**Written task**. Without the images, output each record below as it stands.

**Record set**.
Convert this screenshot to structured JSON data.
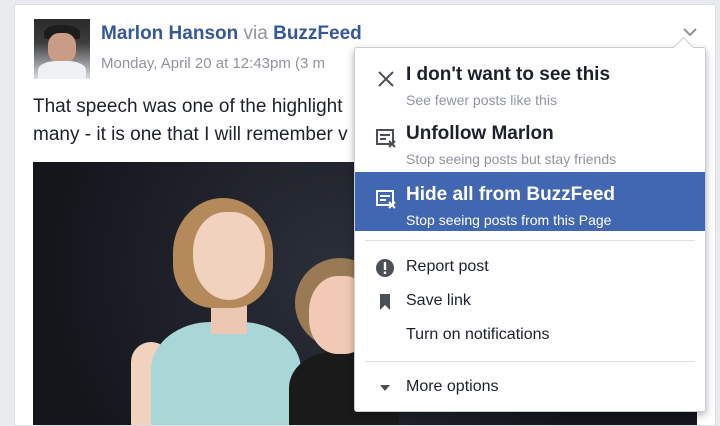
{
  "post": {
    "author": "Marlon Hanson",
    "via": "via",
    "page_name": "BuzzFeed",
    "timestamp": "Monday, April 20 at 12:43pm (3 m",
    "text_line1": "That speech was one of the highlight",
    "text_line2": "many - it is one that I will remember v"
  },
  "menu": {
    "items_primary": [
      {
        "title": "I don't want to see this",
        "subtitle": "See fewer posts like this",
        "icon": "close-icon"
      },
      {
        "title": "Unfollow Marlon",
        "subtitle": "Stop seeing posts but stay friends",
        "icon": "unfollow-icon"
      },
      {
        "title": "Hide all from BuzzFeed",
        "subtitle": "Stop seeing posts from this Page",
        "icon": "hide-page-icon",
        "highlighted": true
      }
    ],
    "items_secondary": [
      {
        "label": "Report post",
        "icon": "exclamation-icon"
      },
      {
        "label": "Save link",
        "icon": "bookmark-icon"
      },
      {
        "label": "Turn on notifications",
        "icon": ""
      }
    ],
    "more_options": {
      "label": "More options",
      "icon": "caret-down-icon"
    }
  },
  "colors": {
    "link_blue": "#365899",
    "highlight_blue": "#4267b2",
    "secondary_text": "#90949c"
  }
}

**Problem solution**.
Convert this screenshot to structured JSON data.
{
  "post": {
    "author": "Marlon Hanson",
    "via": "via",
    "page_name": "BuzzFeed",
    "timestamp": "Monday, April 20 at 12:43pm (3 m",
    "text_line1": "That speech was one of the highlight",
    "text_line2": "many - it is one that I will remember v"
  },
  "menu": {
    "items_primary": [
      {
        "title": "I don't want to see this",
        "subtitle": "See fewer posts like this",
        "icon": "close-icon"
      },
      {
        "title": "Unfollow Marlon",
        "subtitle": "Stop seeing posts but stay friends",
        "icon": "unfollow-icon"
      },
      {
        "title": "Hide all from BuzzFeed",
        "subtitle": "Stop seeing posts from this Page",
        "icon": "hide-page-icon",
        "highlighted": true
      }
    ],
    "items_secondary": [
      {
        "label": "Report post",
        "icon": "exclamation-icon"
      },
      {
        "label": "Save link",
        "icon": "bookmark-icon"
      },
      {
        "label": "Turn on notifications",
        "icon": ""
      }
    ],
    "more_options": {
      "label": "More options",
      "icon": "caret-down-icon"
    }
  },
  "colors": {
    "link_blue": "#365899",
    "highlight_blue": "#4267b2",
    "secondary_text": "#90949c"
  }
}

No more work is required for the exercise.